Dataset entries
____________________

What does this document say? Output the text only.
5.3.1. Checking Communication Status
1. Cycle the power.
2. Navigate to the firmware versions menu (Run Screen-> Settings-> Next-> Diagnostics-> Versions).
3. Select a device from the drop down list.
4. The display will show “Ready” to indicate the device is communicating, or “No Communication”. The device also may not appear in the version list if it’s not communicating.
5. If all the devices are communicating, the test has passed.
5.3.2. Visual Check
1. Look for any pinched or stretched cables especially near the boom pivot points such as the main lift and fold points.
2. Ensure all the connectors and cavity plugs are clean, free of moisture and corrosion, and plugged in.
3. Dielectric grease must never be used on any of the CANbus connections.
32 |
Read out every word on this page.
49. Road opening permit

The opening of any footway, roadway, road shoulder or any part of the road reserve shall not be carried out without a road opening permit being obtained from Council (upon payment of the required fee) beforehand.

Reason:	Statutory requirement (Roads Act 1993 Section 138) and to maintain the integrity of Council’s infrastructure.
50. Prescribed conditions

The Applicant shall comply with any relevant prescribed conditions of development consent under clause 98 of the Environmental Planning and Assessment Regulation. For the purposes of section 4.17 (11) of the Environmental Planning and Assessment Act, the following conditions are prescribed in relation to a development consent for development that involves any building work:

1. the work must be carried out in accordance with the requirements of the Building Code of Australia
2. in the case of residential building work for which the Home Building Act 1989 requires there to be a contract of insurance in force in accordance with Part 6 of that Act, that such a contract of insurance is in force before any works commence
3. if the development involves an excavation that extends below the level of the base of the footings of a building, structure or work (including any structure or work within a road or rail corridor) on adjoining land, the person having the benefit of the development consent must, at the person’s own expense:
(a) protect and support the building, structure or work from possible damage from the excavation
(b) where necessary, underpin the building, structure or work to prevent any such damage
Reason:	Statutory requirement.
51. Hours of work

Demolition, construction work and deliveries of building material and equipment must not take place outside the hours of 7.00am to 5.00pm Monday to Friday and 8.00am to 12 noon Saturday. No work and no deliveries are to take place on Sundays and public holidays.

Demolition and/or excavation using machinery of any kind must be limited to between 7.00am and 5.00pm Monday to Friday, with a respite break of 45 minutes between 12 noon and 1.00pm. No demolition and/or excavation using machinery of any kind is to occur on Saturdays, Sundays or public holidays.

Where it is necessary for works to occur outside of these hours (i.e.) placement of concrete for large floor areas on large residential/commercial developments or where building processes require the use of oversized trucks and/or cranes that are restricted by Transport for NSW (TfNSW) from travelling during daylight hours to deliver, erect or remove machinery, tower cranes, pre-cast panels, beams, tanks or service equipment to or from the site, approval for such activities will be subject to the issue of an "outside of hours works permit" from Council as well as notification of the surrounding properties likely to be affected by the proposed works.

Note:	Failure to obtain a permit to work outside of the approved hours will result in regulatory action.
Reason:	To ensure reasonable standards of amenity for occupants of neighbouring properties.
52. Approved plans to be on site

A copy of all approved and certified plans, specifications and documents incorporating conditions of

____________________

**What to produce**.
All of the entries must be quoted exactly; please include each one.

**Result for this task**.
What does this document say? Output the text only.
5.3.1. Checking Communication Status
1. Cycle the power.
2. Navigate to the firmware versions menu (Run Screen-> Settings-> Next-> Diagnostics-> Versions).
3. Select a device from the drop down list.
4. The display will show “Ready” to indicate the device is communicating, or “No Communication”. The device also may not appear in the version list if it’s not communicating.
5. If all the devices are communicating, the test has passed.
5.3.2. Visual Check
1. Look for any pinched or stretched cables especially near the boom pivot points such as the main lift and fold points.
2. Ensure all the connectors and cavity plugs are clean, free of moisture and corrosion, and plugged in.
3. Dielectric grease must never be used on any of the CANbus connections.
32 |
Read out every word on this page.
49. Road opening permit

The opening of any footway, roadway, road shoulder or any part of the road reserve shall not be carried out without a road opening permit being obtained from Council (upon payment of the required fee) beforehand.

Reason:	Statutory requirement (Roads Act 1993 Section 138) and to maintain the integrity of Council’s infrastructure.
50. Prescribed conditions

The Applicant shall comply with any relevant prescribed conditions of development consent under clause 98 of the Environmental Planning and Assessment Regulation. For the purposes of section 4.17 (11) of the Environmental Planning and Assessment Act, the following conditions are prescribed in relation to a development consent for development that involves any building work:

1. the work must be carried out in accordance with the requirements of the Building Code of Australia
2. in the case of residential building work for which the Home Building Act 1989 requires there to be a contract of insurance in force in accordance with Part 6 of that Act, that such a contract of insurance is in force before any works commence
3. if the development involves an excavation that extends below the level of the base of the footings of a building, structure or work (including any structure or work within a road or rail corridor) on adjoining land, the person having the benefit of the development consent must, at the person’s own expense:
(a) protect and support the building, structure or work from possible damage from the excavation
(b) where necessary, underpin the building, structure or work to prevent any such damage
Reason:	Statutory requirement.
51. Hours of work

Demolition, construction work and deliveries of building material and equipment must not take place outside the hours of 7.00am to 5.00pm Monday to Friday and 8.00am to 12 noon Saturday. No work and no deliveries are to take place on Sundays and public holidays.

Demolition and/or excavation using machinery of any kind must be limited to between 7.00am and 5.00pm Monday to Friday, with a respite break of 45 minutes between 12 noon and 1.00pm. No demolition and/or excavation using machinery of any kind is to occur on Saturdays, Sundays or public holidays.

Where it is necessary for works to occur outside of these hours (i.e.) placement of concrete for large floor areas on large residential/commercial developments or where building processes require the use of oversized trucks and/or cranes that are restricted by Transport for NSW (TfNSW) from travelling during daylight hours to deliver, erect or remove machinery, tower cranes, pre-cast panels, beams, tanks or service equipment to or from the site, approval for such activities will be subject to the issue of an "outside of hours works permit" from Council as well as notification of the surrounding properties likely to be affected by the proposed works.

Note:	Failure to obtain a permit to work outside of the approved hours will result in regulatory action.
Reason:	To ensure reasonable standards of amenity for occupants of neighbouring properties.
52. Approved plans to be on site

A copy of all approved and certified plans, specifications and documents incorporating conditions of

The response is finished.